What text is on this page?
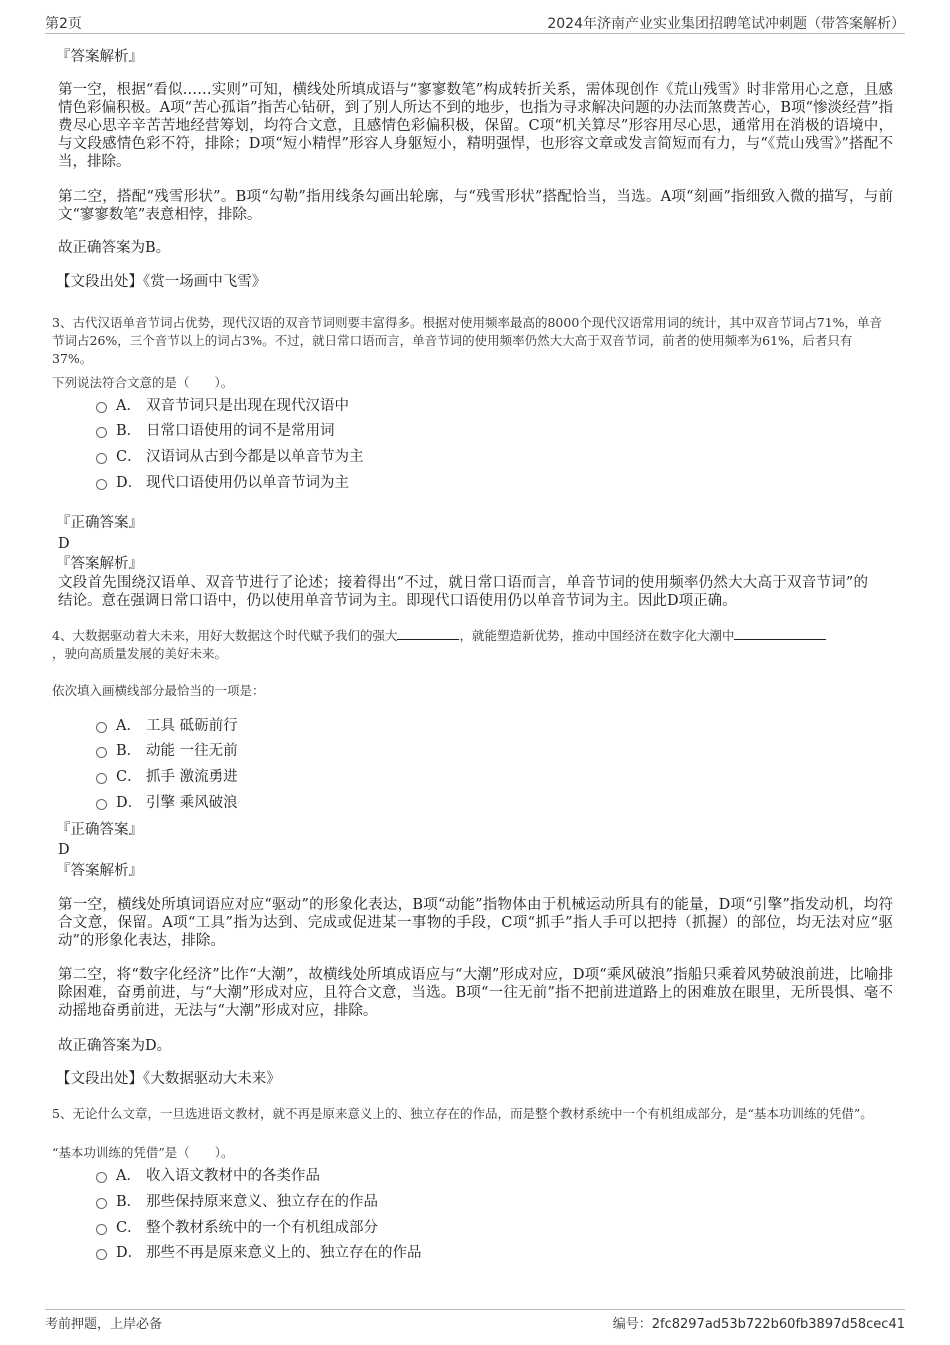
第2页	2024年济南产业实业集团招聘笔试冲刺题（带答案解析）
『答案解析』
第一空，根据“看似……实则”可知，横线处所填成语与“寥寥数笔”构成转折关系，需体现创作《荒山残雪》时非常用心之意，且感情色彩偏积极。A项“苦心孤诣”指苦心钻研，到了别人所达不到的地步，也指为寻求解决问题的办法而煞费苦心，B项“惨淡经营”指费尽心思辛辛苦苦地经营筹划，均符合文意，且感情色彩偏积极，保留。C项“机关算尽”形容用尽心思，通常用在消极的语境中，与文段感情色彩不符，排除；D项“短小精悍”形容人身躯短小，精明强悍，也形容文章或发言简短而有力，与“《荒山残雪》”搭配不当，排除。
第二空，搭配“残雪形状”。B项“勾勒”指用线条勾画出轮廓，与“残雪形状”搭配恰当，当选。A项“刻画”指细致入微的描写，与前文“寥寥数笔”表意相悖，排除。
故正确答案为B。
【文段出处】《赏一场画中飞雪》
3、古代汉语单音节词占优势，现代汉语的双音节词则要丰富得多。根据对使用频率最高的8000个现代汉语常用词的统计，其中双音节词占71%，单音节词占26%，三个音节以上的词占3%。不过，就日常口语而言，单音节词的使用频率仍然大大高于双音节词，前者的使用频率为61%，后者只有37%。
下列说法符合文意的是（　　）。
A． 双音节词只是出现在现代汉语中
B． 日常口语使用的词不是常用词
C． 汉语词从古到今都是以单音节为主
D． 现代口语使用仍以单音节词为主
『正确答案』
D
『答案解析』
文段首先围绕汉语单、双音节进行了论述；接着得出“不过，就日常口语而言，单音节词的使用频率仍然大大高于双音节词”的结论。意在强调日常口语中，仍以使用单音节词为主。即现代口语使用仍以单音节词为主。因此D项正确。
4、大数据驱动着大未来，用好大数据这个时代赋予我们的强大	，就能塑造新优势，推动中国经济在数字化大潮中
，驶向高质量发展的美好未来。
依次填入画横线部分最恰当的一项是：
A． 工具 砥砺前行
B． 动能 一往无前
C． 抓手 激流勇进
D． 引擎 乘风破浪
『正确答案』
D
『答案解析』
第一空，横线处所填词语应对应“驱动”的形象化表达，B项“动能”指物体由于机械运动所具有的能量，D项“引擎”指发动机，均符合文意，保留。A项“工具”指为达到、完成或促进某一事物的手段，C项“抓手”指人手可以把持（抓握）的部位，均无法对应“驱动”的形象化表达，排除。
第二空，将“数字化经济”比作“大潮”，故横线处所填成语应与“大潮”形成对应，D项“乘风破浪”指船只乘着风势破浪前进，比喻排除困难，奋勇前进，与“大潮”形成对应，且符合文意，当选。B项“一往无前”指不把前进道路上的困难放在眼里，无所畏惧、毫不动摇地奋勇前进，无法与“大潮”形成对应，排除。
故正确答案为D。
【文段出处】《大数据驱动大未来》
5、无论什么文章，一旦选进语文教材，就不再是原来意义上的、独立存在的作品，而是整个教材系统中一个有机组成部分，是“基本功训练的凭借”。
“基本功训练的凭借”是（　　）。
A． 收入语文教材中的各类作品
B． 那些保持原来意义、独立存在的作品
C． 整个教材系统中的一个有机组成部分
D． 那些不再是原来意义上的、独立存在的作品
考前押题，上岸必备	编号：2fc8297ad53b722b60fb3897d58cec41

□ □ □

Reproduce the material in full, word for word, and omit the pictures.

What text is on this page?
第2页	2024年济南产业实业集团招聘笔试冲刺题（带答案解析）
『答案解析』
第一空，根据“看似……实则”可知，横线处所填成语与“寥寥数笔”构成转折关系，需体现创作《荒山残雪》时非常用心之意，且感情色彩偏积极。A项“苦心孤诣”指苦心钻研，到了别人所达不到的地步，也指为寻求解决问题的办法而煞费苦心，B项“惨淡经营”指费尽心思辛辛苦苦地经营筹划，均符合文意，且感情色彩偏积极，保留。C项“机关算尽”形容用尽心思，通常用在消极的语境中，与文段感情色彩不符，排除；D项“短小精悍”形容人身躯短小，精明强悍，也形容文章或发言简短而有力，与“《荒山残雪》”搭配不当，排除。
第二空，搭配“残雪形状”。B项“勾勒”指用线条勾画出轮廓，与“残雪形状”搭配恰当，当选。A项“刻画”指细致入微的描写，与前文“寥寥数笔”表意相悖，排除。
故正确答案为B。
【文段出处】《赏一场画中飞雪》
3、古代汉语单音节词占优势，现代汉语的双音节词则要丰富得多。根据对使用频率最高的8000个现代汉语常用词的统计，其中双音节词占71%，单音节词占26%，三个音节以上的词占3%。不过，就日常口语而言，单音节词的使用频率仍然大大高于双音节词，前者的使用频率为61%，后者只有37%。
下列说法符合文意的是（　　）。
A． 双音节词只是出现在现代汉语中
B． 日常口语使用的词不是常用词
C． 汉语词从古到今都是以单音节为主
D． 现代口语使用仍以单音节词为主
『正确答案』
D
『答案解析』
文段首先围绕汉语单、双音节进行了论述；接着得出“不过，就日常口语而言，单音节词的使用频率仍然大大高于双音节词”的结论。意在强调日常口语中，仍以使用单音节词为主。即现代口语使用仍以单音节词为主。因此D项正确。
4、大数据驱动着大未来，用好大数据这个时代赋予我们的强大	，就能塑造新优势，推动中国经济在数字化大潮中
，驶向高质量发展的美好未来。
依次填入画横线部分最恰当的一项是：
A． 工具 砥砺前行
B． 动能 一往无前
C． 抓手 激流勇进
D． 引擎 乘风破浪
『正确答案』
D
『答案解析』
第一空，横线处所填词语应对应“驱动”的形象化表达，B项“动能”指物体由于机械运动所具有的能量，D项“引擎”指发动机，均符合文意，保留。A项“工具”指为达到、完成或促进某一事物的手段，C项“抓手”指人手可以把持（抓握）的部位，均无法对应“驱动”的形象化表达，排除。
第二空，将“数字化经济”比作“大潮”，故横线处所填成语应与“大潮”形成对应，D项“乘风破浪”指船只乘着风势破浪前进，比喻排除困难，奋勇前进，与“大潮”形成对应，且符合文意，当选。B项“一往无前”指不把前进道路上的困难放在眼里，无所畏惧、毫不动摇地奋勇前进，无法与“大潮”形成对应，排除。
故正确答案为D。
【文段出处】《大数据驱动大未来》
5、无论什么文章，一旦选进语文教材，就不再是原来意义上的、独立存在的作品，而是整个教材系统中一个有机组成部分，是“基本功训练的凭借”。
“基本功训练的凭借”是（　　）。
A． 收入语文教材中的各类作品
B． 那些保持原来意义、独立存在的作品
C． 整个教材系统中的一个有机组成部分
D． 那些不再是原来意义上的、独立存在的作品
考前押题，上岸必备	编号：2fc8297ad53b722b60fb3897d58cec41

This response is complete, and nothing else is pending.